## DESCRIPTION OF THE TASK
For the records below, work out the number of lines holding "severity" and reply with only that.

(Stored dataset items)
════════
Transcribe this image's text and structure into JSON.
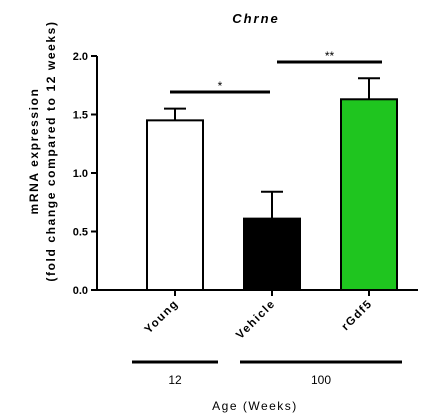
{
  "chart_data": {
    "type": "bar",
    "title": "Chrne",
    "ylabel_line1": "mRNA expression",
    "ylabel_line2": "(fold change compared to 12 weeks)",
    "xlabel": "Age (Weeks)",
    "categories": [
      "Young",
      "Vehicle",
      "rGdf5"
    ],
    "values": [
      1.45,
      0.61,
      1.63
    ],
    "errors": [
      0.1,
      0.23,
      0.18
    ],
    "bar_colors": [
      "#ffffff",
      "#000000",
      "#1fc51f"
    ],
    "ylim": [
      0,
      2.0
    ],
    "yticks": [
      "0.0",
      "0.5",
      "1.0",
      "1.5",
      "2.0"
    ],
    "significance": [
      {
        "from": 0,
        "to": 1,
        "label": "*"
      },
      {
        "from": 1,
        "to": 2,
        "label": "**"
      }
    ],
    "groups": [
      {
        "label": "12",
        "from": 0,
        "to": 0
      },
      {
        "label": "100",
        "from": 1,
        "to": 2
      }
    ],
    "grid": false
  }
}
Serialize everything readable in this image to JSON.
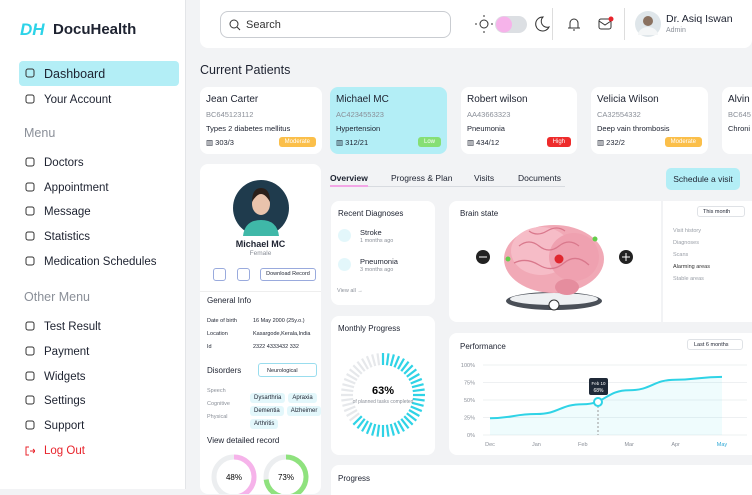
{
  "sidebar": {
    "logo_mark": "DH",
    "logo_text": "DocuHealth",
    "top_nav": [
      "Dashboard",
      "Your Account"
    ],
    "menu_title": "Menu",
    "menu": [
      "Doctors",
      "Appointment",
      "Message",
      "Statistics",
      "Medication Schedules"
    ],
    "other_title": "Other Menu",
    "other_menu": [
      "Test Result",
      "Payment",
      "Widgets",
      "Settings",
      "Support"
    ],
    "logout": "Log Out"
  },
  "header": {
    "search_placeholder": "Search",
    "user_name": "Dr. Asiq Iswan",
    "user_role": "Admin"
  },
  "patients": {
    "title": "Current Patients",
    "cards": [
      {
        "name": "Jean Carter",
        "id": "BC645123112",
        "condition": "Types 2 diabetes mellitus",
        "room": "303/3",
        "severity": "Moderate",
        "badge_color": "#fbbf4a"
      },
      {
        "name": "Michael MC",
        "id": "AC423455323",
        "condition": "Hypertension",
        "room": "312/21",
        "severity": "Low",
        "badge_color": "#86df74"
      },
      {
        "name": "Robert wilson",
        "id": "AA43663323",
        "condition": "Pneumonia",
        "room": "434/12",
        "severity": "High",
        "badge_color": "#ee2b2b"
      },
      {
        "name": "Velicia Wilson",
        "id": "CA32554332",
        "condition": "Deep vain thrombosis",
        "room": "232/2",
        "severity": "Moderate",
        "badge_color": "#fbbf4a"
      },
      {
        "name": "Alvin",
        "id": "BC645",
        "condition": "Chroni"
      }
    ]
  },
  "profile": {
    "name": "Michael MC",
    "gender": "Female",
    "download": "Download Record",
    "general_title": "General Info",
    "info": [
      [
        "Date of birth",
        "16 May 2000 (25y.o.)"
      ],
      [
        "Location",
        "Kasargode,Kerala,India"
      ],
      [
        "Id",
        "2322 4333432 332"
      ]
    ],
    "disorders_title": "Disorders",
    "disorders_filter": "Neurological",
    "disorders": [
      {
        "label": "Speech",
        "tags": [
          "Dysarthria",
          "Apraxia"
        ]
      },
      {
        "label": "Cognitive",
        "tags": [
          "Dementia",
          "Alzheimer"
        ]
      },
      {
        "label": "Physical",
        "tags": [
          "Arthritis"
        ]
      }
    ],
    "record_title": "View detailed record",
    "record_rings": [
      {
        "value": 48,
        "label": "48%",
        "color": "#f6b3ea"
      },
      {
        "value": 73,
        "label": "73%",
        "color": "#8fe27e"
      }
    ]
  },
  "tabs": {
    "items": [
      "Overview",
      "Progress & Plan",
      "Visits",
      "Documents"
    ],
    "action": "Schedule a visit"
  },
  "diagnoses": {
    "title": "Recent Diagnoses",
    "items": [
      {
        "name": "Stroke",
        "time": "1 months ago"
      },
      {
        "name": "Pneumonia",
        "time": "3 months ago"
      }
    ],
    "link": "View all"
  },
  "monthly_progress": {
    "title": "Monthly Progress",
    "value": 63,
    "label": "63%",
    "caption": "of planned tasks completed"
  },
  "brain": {
    "title": "Brain state",
    "filter": "This month",
    "legend": [
      "Visit history",
      "Diagnoses",
      "Scans",
      "Alarming areas",
      "Stable areas"
    ]
  },
  "performance": {
    "title": "Performance",
    "filter": "Last 6 months",
    "categories": [
      "Dec",
      "Jan",
      "Feb",
      "Mar",
      "Apr",
      "May"
    ],
    "values": [
      24,
      30,
      44,
      64,
      79,
      83
    ],
    "color": "#2fd3e6",
    "ylim": [
      0,
      100
    ],
    "yticks": [
      {
        "value": 0,
        "label": "0%"
      },
      {
        "value": 25,
        "label": "25%"
      },
      {
        "value": 50,
        "label": "50%"
      },
      {
        "value": 75,
        "label": "75%"
      },
      {
        "value": 100,
        "label": "100%"
      }
    ],
    "tooltip": {
      "date": "Feb 10",
      "value": "68%"
    }
  },
  "progress": {
    "title": "Progress"
  }
}
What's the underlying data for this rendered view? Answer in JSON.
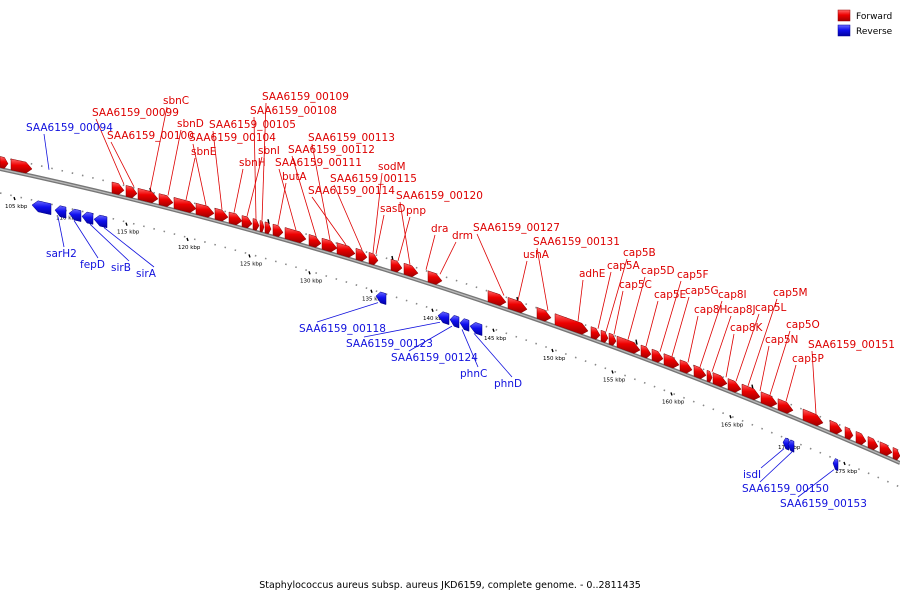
{
  "caption": "Staphylococcus aureus subsp. aureus JKD6159, complete genome. - 0..2811435",
  "colors": {
    "forward": "#ee0000",
    "reverse": "#1010ee",
    "backbone": "#777777"
  },
  "legend": {
    "forward": "Forward",
    "reverse": "Reverse"
  },
  "ticks": [
    {
      "label": "105 kbp"
    },
    {
      "label": "110 kbp"
    },
    {
      "label": "115 kbp"
    },
    {
      "label": "120 kbp"
    },
    {
      "label": "125 kbp"
    },
    {
      "label": "130 kbp"
    },
    {
      "label": "135 kbp"
    },
    {
      "label": "140 kbp"
    },
    {
      "label": "145 kbp"
    },
    {
      "label": "150 kbp"
    },
    {
      "label": "155 kbp"
    },
    {
      "label": "160 kbp"
    },
    {
      "label": "165 kbp"
    },
    {
      "label": "170 kbp"
    },
    {
      "label": "175 kbp"
    }
  ],
  "forward_genes": [
    "SAA6159_00099",
    "SAA6159_00100",
    "sbnC",
    "sbnD",
    "sbnE",
    "SAA6159_00104",
    "SAA6159_00105",
    "sbnH",
    "sbnI",
    "SAA6159_00108",
    "SAA6159_00109",
    "butA",
    "SAA6159_00111",
    "SAA6159_00112",
    "SAA6159_00113",
    "SAA6159_00114",
    "SAA6159_00115",
    "sodM",
    "sasD",
    "pnp",
    "SAA6159_00120",
    "dra",
    "drm",
    "SAA6159_00127",
    "ushA",
    "SAA6159_00131",
    "adhE",
    "cap5A",
    "cap5B",
    "cap5C",
    "cap5D",
    "cap5E",
    "cap5F",
    "cap5G",
    "cap8H",
    "cap8I",
    "cap8J",
    "cap8K",
    "cap5L",
    "cap5M",
    "cap5N",
    "cap5O",
    "cap5P",
    "SAA6159_00151"
  ],
  "reverse_genes": [
    "SAA6159_00094",
    "sarH2",
    "fepD",
    "sirB",
    "sirA",
    "SAA6159_00118",
    "SAA6159_00123",
    "SAA6159_00124",
    "phnC",
    "phnD",
    "isdI",
    "SAA6159_00150",
    "SAA6159_00153"
  ]
}
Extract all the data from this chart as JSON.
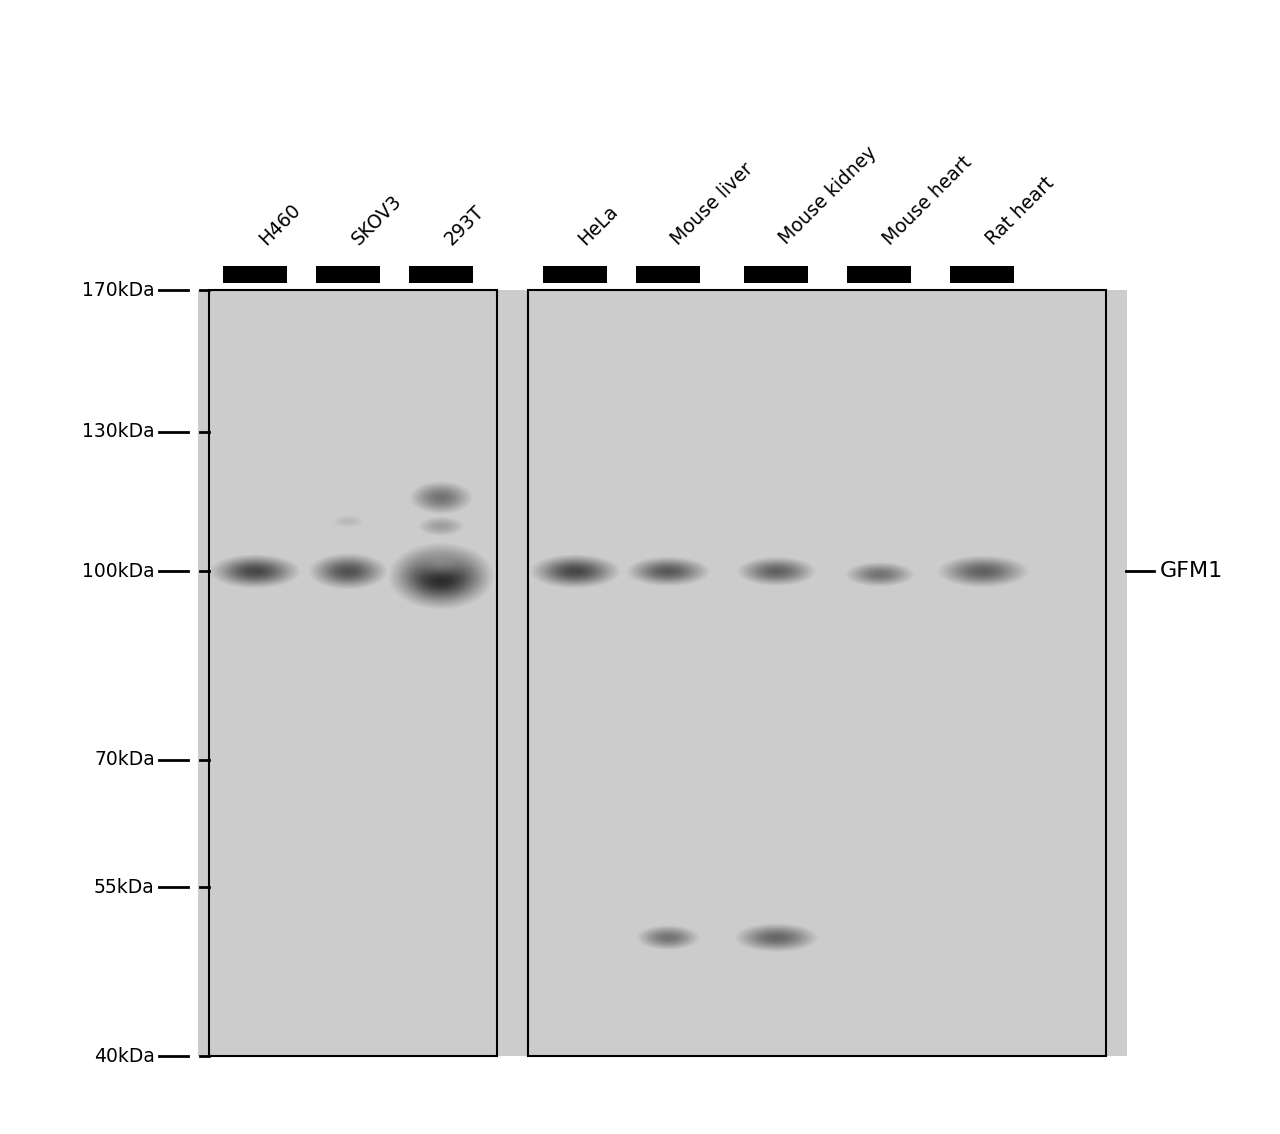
════════
## TASK SOLUTION
4